--- Start of Extracted entries ---
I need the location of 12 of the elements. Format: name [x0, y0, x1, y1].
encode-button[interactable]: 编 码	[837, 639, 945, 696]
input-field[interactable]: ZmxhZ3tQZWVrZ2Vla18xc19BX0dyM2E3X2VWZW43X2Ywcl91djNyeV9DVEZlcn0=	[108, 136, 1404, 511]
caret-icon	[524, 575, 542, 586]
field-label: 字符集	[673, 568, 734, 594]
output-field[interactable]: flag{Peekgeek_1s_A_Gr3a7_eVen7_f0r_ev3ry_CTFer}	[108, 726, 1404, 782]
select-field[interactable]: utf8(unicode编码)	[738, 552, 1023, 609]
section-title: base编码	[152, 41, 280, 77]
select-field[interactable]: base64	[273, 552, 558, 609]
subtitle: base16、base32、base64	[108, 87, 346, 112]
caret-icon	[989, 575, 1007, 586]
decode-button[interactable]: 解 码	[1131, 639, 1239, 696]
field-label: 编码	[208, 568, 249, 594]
--- End of Extracted entries ---
● Do this
Can you rewrite the rows above, changing every "caret-icon" to "arrow-icon" and leaving everything else as it is?

● Solution to the exercise
I need the location of 12 of the elements. Format: name [x0, y0, x1, y1].
encode-button[interactable]: 编 码	[837, 639, 945, 696]
input-field[interactable]: ZmxhZ3tQZWVrZ2Vla18xc19BX0dyM2E3X2VWZW43X2Ywcl91djNyeV9DVEZlcn0=	[108, 136, 1404, 511]
arrow-icon	[524, 575, 542, 586]
field-label: 字符集	[673, 568, 734, 594]
output-field[interactable]: flag{Peekgeek_1s_A_Gr3a7_eVen7_f0r_ev3ry_CTFer}	[108, 726, 1404, 782]
select-field[interactable]: utf8(unicode编码)	[738, 552, 1023, 609]
section-title: base编码	[152, 41, 280, 77]
select-field[interactable]: base64	[273, 552, 558, 609]
subtitle: base16、base32、base64	[108, 87, 346, 112]
arrow-icon	[989, 575, 1007, 586]
decode-button[interactable]: 解 码	[1131, 639, 1239, 696]
field-label: 编码	[208, 568, 249, 594]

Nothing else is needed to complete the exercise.